Extrait –

-----

En général, les discussions sur les changements climatiques portent surtout sur les effets néfastes des activités humaines et industrielles sur la planète. C’est sur cet aspect que repose la popularité croissante de l’investissement responsable auprès des investisseurs institutionnels comme des particuliers.

Il est également important que les investisseurs prennent conscience de l’incidence que les changements climatiques ont sur la croissance des sociétés et, par voie de conséquence, sur les portefeuilles.

C’est la base sur laquelle s’appuient les recommandations finales en matière d’information financière déposées par le Groupe de travail sur l’information financière relative aux changements climatiques (le « TCFD ») l’an dernier. Ce groupe de travail créé par le Conseil de stabilité financière avait comme mission de définir l’information dont les investisseurs, les prêteurs et les assureurs ont besoin afin de mieux cerner les risques et les occasions liés au climat. Un cadre de communication facultatif a ainsi été mis au point pour aider les entreprises à décrire la façon dont elles évaluent et atténuent ce type de risque.

Un groupe d’experts a analysé la qualité de l’information divulguée et son utilité pour les investisseurs lors du sommet de Bloomberg sur la création d’entreprises durables qui s’est tenu à Toronto le mois dernier.

« En permettant au marché d’accéder à toute l’information disponible, le processus recommandé favorisera la répartition efficace du capital », a affirmé le modérateur du groupe, Curtis Ravenel, responsable mondial de la durabilité des entreprises et du secteur financier chez Bloomberg, qui agit également comme secrétaire du TCFD.

Soulignant que de nombreuses entreprises fournissaient déjà des renseignements sur le climat dans leurs rapports, M. Ravenel a précisé que les recommandations du TCFD constituaient une incitation à étoffer les déclarations prospectives, ajoutant que le soutien des investisseurs importants, des assureurs et des entreprises à cet égard était crucial.

DES INFORMATIONS À INCLURE DANS LES ÉTATS FINANCIERS

Les recommandations du TCFD diffèrent d’autres initiatives entreprises en ce sens qu’elles invitent les entreprises à inclure l’information liée au climat à l’intérieur de leurs états financiers, plutôt que dans des rapports distincts et des documents d’information supplémentaire destinés aux investisseurs.

Le fait que les entreprises continuent de rendre compte de leurs résultats sur le front environnemental et social séparément de leurs renseignements financiers crée un problème, selon Gord Beal, vice-président, Recherche, orientation et soutien, à CPA Canada, étant donné que, souvent, les comptables n’interviennent pas dans ce processus.

« Une situation qui va changer à mesure que les entreprises appliqueront les recommandations du TCFD, ajoute-t-il. L’adoption de celles-ci offre aux entreprises la chance de faire connaître au monde extérieur les efforts qu’elles déploient dans ce domaine, notamment en tenant compte des risques liés aux changements climatiques dans leurs décisions d’investissement. »

-----

Relevé –

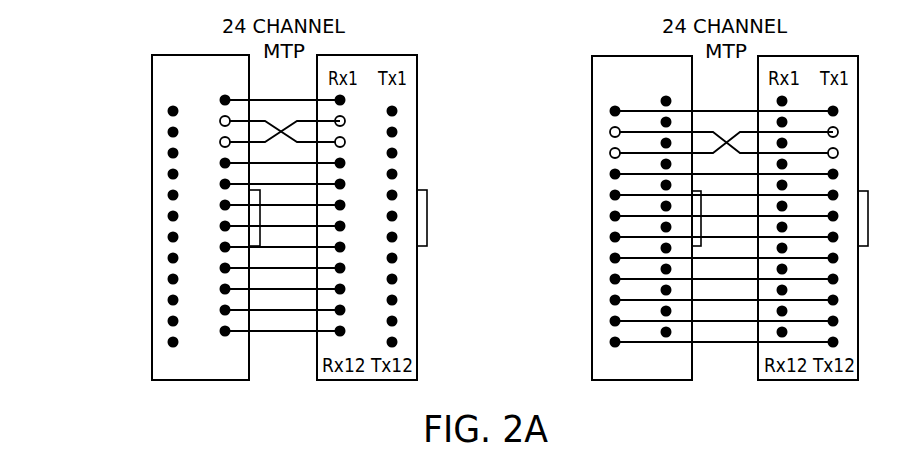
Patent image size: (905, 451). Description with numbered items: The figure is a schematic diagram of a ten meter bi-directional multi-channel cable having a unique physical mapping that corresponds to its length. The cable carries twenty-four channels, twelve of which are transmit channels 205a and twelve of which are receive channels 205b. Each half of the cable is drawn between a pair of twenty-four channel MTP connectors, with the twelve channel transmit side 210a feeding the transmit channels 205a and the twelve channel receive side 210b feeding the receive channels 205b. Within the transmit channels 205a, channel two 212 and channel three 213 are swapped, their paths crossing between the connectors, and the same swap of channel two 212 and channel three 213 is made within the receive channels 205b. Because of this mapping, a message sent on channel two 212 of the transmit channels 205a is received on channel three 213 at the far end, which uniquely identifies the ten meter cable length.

-----

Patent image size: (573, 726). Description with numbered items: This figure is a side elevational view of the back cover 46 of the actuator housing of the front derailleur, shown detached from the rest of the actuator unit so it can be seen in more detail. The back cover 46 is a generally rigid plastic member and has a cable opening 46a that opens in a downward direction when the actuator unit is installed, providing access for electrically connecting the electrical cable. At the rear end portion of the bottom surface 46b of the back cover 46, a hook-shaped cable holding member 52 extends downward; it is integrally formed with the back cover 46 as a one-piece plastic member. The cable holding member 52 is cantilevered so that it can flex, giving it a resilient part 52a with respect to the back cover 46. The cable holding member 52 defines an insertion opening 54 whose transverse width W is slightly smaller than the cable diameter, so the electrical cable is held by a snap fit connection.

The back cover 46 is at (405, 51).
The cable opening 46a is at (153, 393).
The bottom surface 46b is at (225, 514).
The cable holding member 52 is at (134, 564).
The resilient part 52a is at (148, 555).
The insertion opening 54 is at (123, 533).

-----

Court exercice 1 – Imprimez le passage de l'extrait compris entre « DES INFORMATIONS À » et « destinés aux investisseurs. », ces deux segments inclus.
Court exercice 2 – Traduisez en anglais cette phrase de l'extrait : « Un groupe d’experts a analysé la qualité de l’information divulguée et son utilité pour les investisseurs lors du sommet de Bloomberg sur la création d’entreprises durables qui s’est tenu à Toronto le mois dernier. »

Réponse correcte 1 –
DES INFORMATIONS À INCLURE DANS LES ÉTATS FINANCIERS

Les recommandations du TCFD diffèrent d’autres initiatives entreprises en ce sens qu’elles invitent les entreprises à inclure l’information liée au climat à l’intérieur de leurs états financiers, plutôt que dans des rapports distincts et des documents d’information supplémentaire destinés aux investisseurs.

Réponse correcte 2 – A panel of experts analyzed the quality of the information disclosed and its usefulness to investors at the Bloomberg summit on building sustainable businesses held in Toronto last month.